**TASK:**
Pick every line with "NaOH" from the material below.

**LISTING:**
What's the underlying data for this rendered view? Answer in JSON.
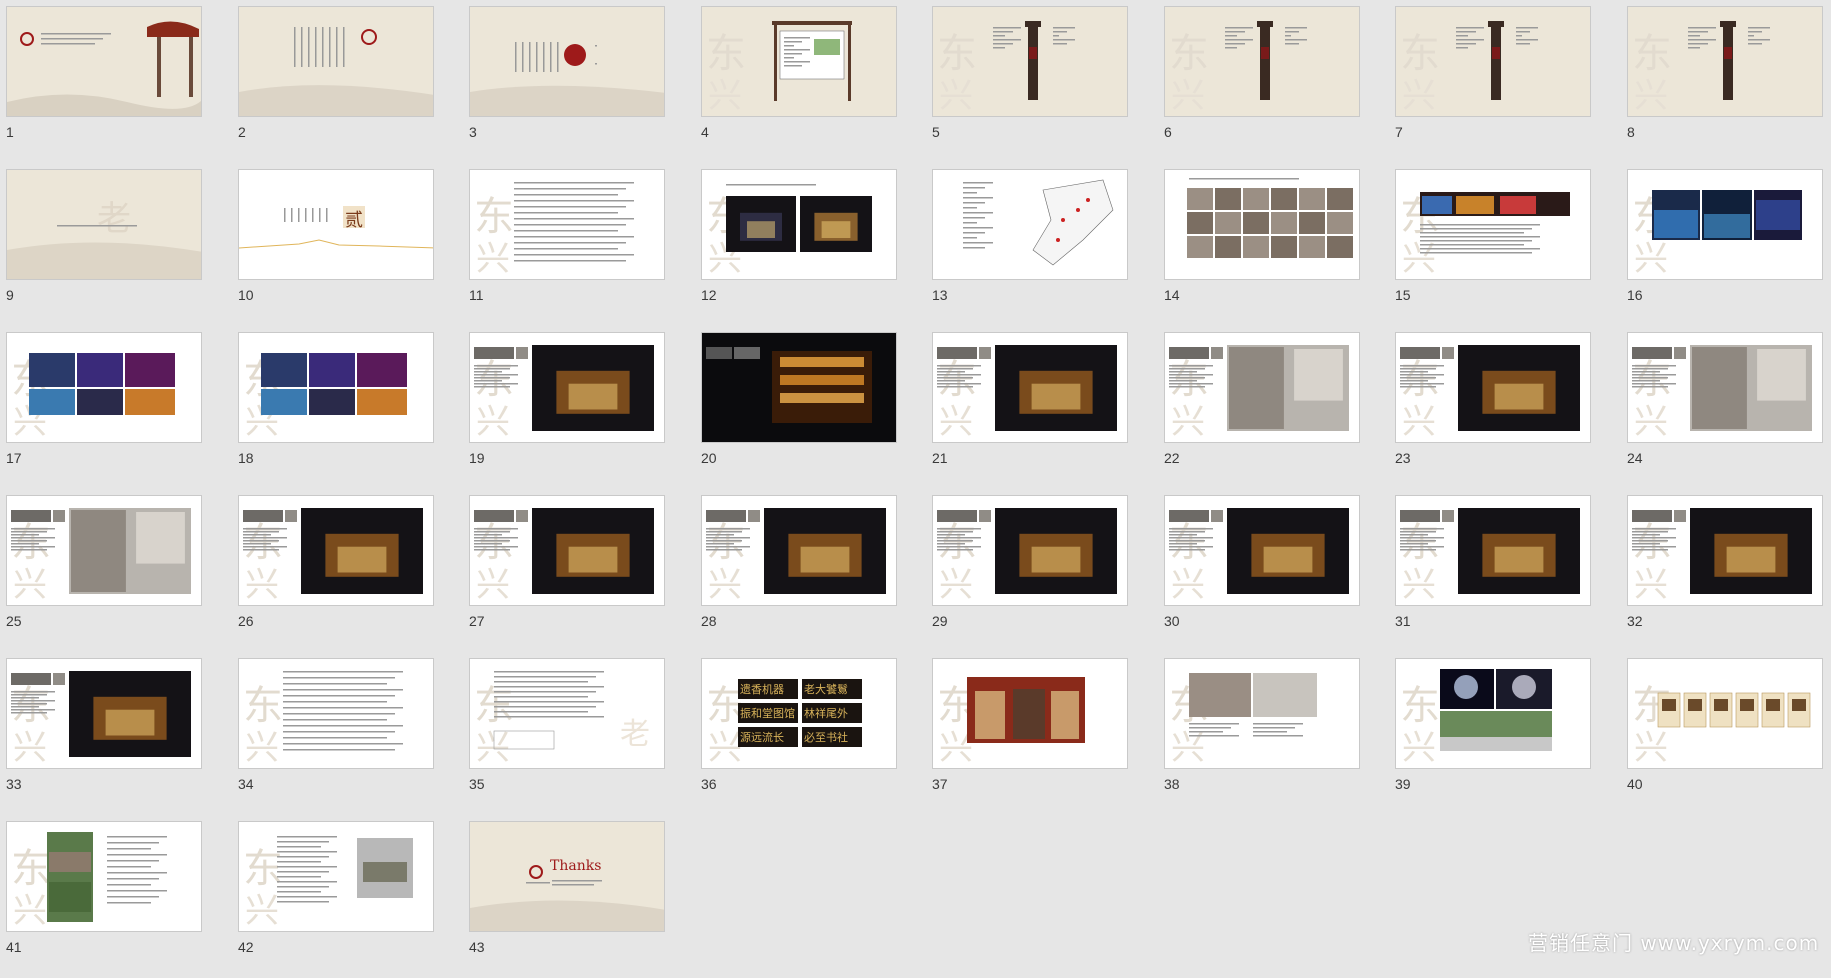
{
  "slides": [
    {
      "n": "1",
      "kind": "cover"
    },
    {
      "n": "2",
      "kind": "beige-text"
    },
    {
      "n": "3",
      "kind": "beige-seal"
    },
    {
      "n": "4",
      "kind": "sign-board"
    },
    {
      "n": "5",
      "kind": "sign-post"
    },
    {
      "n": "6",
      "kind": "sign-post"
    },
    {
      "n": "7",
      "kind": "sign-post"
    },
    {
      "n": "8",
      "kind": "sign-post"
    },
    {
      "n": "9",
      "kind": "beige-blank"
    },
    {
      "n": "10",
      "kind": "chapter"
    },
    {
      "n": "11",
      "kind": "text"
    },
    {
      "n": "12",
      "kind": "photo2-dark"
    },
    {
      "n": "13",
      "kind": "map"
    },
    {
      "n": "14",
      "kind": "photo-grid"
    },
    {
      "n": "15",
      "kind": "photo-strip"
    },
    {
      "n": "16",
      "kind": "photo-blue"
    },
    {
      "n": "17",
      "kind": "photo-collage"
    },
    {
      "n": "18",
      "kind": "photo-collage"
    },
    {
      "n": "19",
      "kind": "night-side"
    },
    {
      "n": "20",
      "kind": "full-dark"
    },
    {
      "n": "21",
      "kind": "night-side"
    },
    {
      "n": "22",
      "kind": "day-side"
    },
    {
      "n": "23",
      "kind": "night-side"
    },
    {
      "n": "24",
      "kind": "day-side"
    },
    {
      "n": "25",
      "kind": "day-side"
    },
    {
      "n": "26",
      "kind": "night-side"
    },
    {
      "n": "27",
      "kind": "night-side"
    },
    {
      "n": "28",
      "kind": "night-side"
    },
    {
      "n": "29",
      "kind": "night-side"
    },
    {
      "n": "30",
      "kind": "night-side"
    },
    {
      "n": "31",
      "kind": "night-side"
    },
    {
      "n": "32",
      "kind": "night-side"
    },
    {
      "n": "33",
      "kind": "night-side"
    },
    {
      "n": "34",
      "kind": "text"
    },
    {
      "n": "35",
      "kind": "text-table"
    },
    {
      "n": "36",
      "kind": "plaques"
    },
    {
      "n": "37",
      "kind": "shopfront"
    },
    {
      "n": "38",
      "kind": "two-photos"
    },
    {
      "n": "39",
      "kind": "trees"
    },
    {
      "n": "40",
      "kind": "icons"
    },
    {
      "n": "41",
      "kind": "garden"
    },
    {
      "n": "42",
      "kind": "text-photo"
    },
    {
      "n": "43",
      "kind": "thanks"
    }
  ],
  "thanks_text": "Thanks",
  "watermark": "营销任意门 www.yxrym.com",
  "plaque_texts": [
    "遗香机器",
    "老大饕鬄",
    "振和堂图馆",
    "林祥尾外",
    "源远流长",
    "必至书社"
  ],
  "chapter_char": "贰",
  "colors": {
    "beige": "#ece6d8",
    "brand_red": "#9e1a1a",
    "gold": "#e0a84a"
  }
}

...

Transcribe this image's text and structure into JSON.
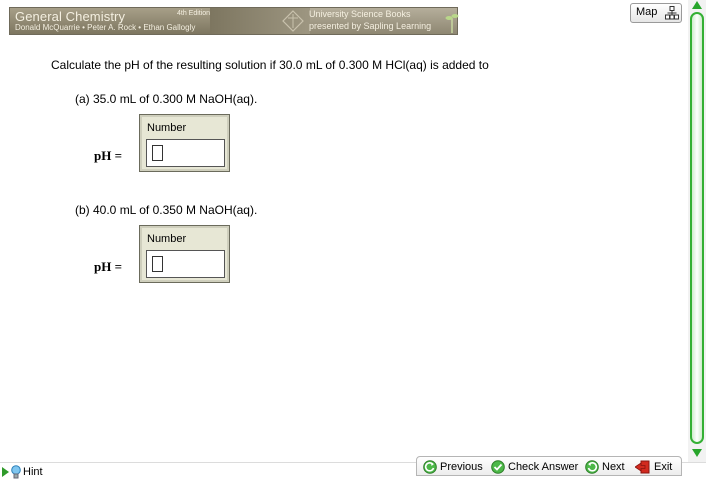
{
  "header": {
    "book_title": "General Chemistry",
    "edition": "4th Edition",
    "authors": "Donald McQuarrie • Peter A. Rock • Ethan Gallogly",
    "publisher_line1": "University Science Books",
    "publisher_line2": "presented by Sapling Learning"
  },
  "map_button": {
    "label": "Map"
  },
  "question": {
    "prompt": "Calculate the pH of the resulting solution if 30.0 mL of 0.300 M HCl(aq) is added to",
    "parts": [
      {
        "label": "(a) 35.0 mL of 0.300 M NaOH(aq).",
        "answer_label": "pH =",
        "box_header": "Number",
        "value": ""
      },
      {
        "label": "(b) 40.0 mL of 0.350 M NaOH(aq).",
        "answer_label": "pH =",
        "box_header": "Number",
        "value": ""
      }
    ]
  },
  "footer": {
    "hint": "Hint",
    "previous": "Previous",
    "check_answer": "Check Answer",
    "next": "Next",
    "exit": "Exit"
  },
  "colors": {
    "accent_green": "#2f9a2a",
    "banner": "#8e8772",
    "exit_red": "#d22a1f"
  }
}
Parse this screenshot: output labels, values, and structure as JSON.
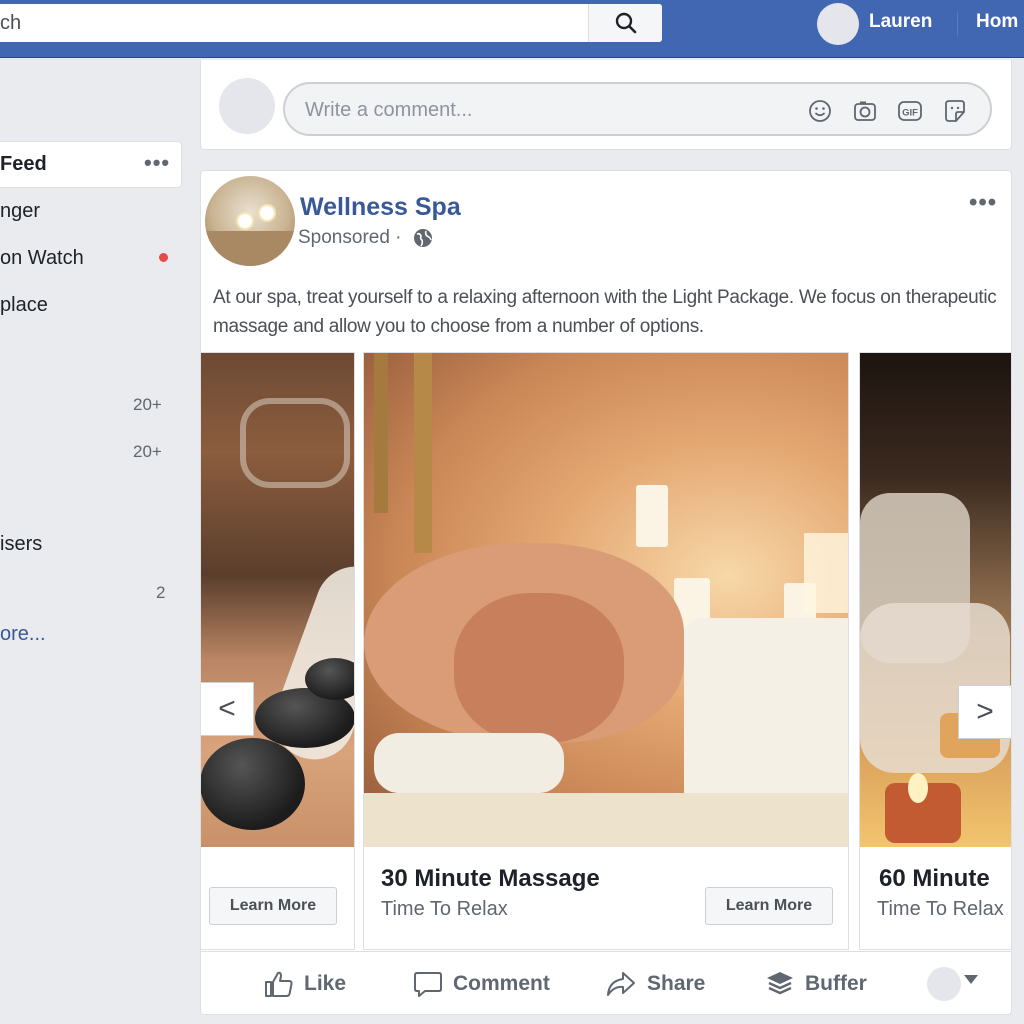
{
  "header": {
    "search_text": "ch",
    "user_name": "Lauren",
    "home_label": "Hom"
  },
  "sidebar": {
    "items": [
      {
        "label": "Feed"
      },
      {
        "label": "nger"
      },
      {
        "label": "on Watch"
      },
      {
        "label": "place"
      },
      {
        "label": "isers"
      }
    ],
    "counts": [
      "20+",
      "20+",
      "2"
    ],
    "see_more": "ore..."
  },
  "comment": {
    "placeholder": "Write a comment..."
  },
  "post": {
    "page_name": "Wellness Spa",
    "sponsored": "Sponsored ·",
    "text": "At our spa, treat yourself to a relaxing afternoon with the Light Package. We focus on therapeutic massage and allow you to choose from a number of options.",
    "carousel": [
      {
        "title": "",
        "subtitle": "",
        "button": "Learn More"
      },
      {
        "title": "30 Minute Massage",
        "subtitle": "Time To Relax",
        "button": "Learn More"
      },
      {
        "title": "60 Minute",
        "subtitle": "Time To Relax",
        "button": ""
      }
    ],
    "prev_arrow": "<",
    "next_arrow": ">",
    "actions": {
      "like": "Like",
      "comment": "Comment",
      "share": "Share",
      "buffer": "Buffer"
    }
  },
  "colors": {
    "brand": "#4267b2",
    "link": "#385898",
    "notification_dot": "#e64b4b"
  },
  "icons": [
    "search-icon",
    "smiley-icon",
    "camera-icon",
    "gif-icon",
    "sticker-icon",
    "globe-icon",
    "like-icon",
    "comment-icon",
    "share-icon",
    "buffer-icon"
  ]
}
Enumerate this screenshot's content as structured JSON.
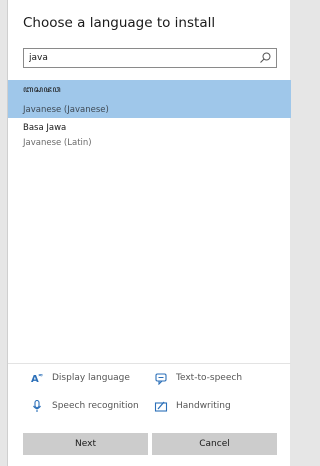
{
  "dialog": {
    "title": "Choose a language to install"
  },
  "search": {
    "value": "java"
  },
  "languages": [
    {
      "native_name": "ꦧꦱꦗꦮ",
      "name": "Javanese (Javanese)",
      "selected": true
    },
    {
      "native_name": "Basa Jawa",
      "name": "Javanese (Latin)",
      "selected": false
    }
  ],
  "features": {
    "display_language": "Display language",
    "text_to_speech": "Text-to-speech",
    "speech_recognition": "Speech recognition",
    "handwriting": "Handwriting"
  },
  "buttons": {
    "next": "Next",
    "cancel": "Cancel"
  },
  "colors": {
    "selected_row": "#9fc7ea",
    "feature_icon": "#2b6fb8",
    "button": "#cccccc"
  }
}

---

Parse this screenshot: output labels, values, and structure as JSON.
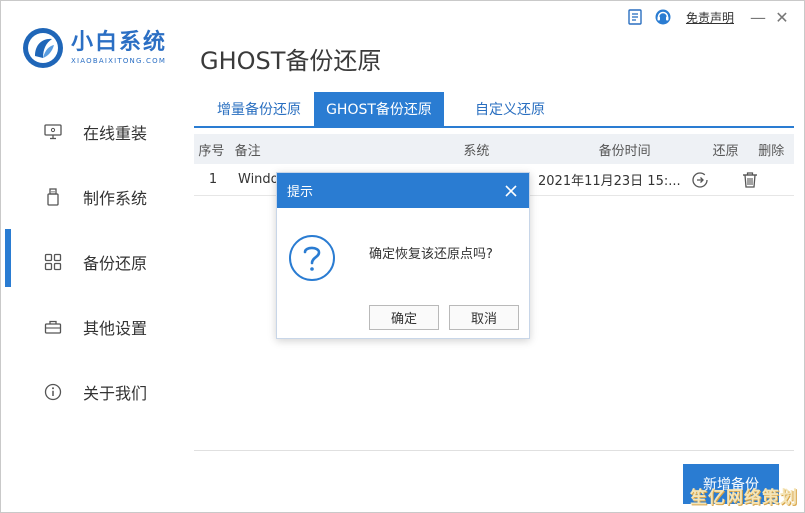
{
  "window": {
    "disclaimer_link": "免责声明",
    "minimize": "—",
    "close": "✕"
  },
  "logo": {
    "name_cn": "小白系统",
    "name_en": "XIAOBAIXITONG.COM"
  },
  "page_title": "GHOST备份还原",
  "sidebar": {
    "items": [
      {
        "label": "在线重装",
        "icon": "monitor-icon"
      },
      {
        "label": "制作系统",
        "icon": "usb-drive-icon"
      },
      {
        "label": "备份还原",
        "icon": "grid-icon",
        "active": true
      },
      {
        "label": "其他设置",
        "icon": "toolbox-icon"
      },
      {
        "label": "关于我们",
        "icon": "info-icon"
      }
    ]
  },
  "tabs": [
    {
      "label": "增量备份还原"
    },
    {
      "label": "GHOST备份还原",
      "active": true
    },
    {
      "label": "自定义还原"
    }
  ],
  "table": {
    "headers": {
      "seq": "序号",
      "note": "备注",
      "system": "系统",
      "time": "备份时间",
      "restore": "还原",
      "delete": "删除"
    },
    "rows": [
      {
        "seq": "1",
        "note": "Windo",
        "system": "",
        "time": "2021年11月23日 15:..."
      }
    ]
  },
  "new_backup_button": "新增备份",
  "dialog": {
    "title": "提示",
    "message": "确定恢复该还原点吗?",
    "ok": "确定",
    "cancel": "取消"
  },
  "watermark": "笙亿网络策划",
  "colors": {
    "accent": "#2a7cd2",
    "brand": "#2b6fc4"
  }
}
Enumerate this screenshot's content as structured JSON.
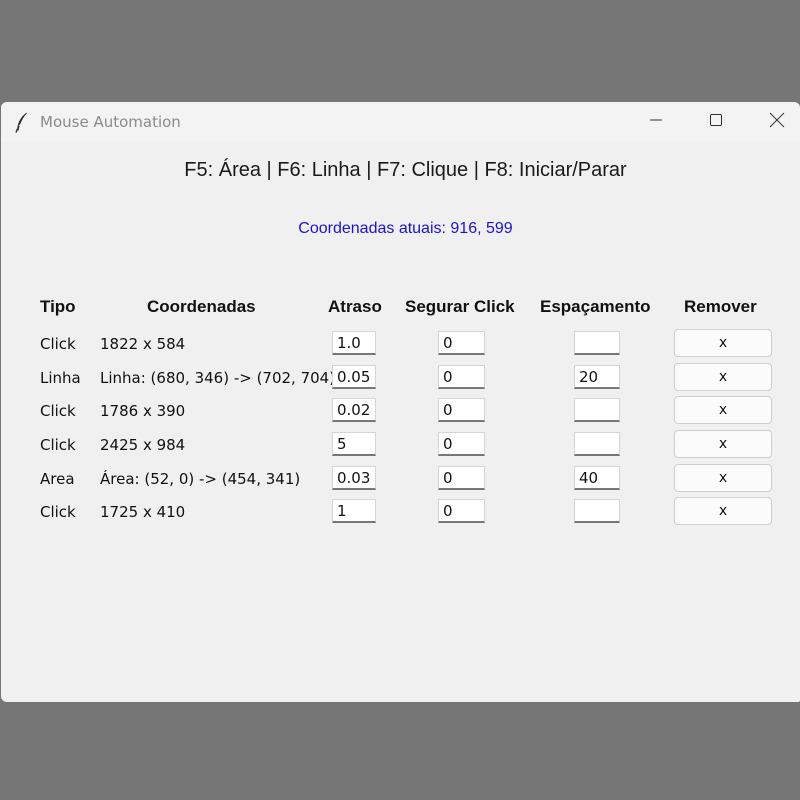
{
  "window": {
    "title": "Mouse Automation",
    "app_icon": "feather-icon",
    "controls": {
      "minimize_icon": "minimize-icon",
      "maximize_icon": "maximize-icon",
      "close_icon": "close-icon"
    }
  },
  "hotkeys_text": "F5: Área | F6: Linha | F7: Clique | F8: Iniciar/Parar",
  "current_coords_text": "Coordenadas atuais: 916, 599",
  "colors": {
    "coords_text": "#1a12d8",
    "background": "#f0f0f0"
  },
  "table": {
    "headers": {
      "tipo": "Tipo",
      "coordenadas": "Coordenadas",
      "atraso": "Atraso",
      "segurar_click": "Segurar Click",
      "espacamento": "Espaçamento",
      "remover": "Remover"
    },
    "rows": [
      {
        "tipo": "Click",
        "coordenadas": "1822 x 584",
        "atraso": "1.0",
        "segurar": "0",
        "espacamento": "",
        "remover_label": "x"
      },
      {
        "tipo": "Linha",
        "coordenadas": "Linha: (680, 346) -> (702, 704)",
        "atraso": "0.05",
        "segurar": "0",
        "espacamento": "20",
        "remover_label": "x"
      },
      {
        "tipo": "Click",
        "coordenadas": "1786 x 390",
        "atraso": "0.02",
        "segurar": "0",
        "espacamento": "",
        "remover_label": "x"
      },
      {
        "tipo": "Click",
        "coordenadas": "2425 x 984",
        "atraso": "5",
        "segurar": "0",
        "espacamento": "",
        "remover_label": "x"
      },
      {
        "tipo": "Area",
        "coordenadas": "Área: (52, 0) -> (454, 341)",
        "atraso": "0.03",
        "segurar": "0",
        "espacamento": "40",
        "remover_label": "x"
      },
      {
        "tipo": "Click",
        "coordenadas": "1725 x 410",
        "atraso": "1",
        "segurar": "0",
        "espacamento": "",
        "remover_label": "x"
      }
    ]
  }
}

**RESULT OF THE EXERCISE:**
        "label": "(a) 35.0 mL of 0.300 M NaOH(aq).",
        "label": "(b) 40.0 mL of 0.350 M NaOH(aq).",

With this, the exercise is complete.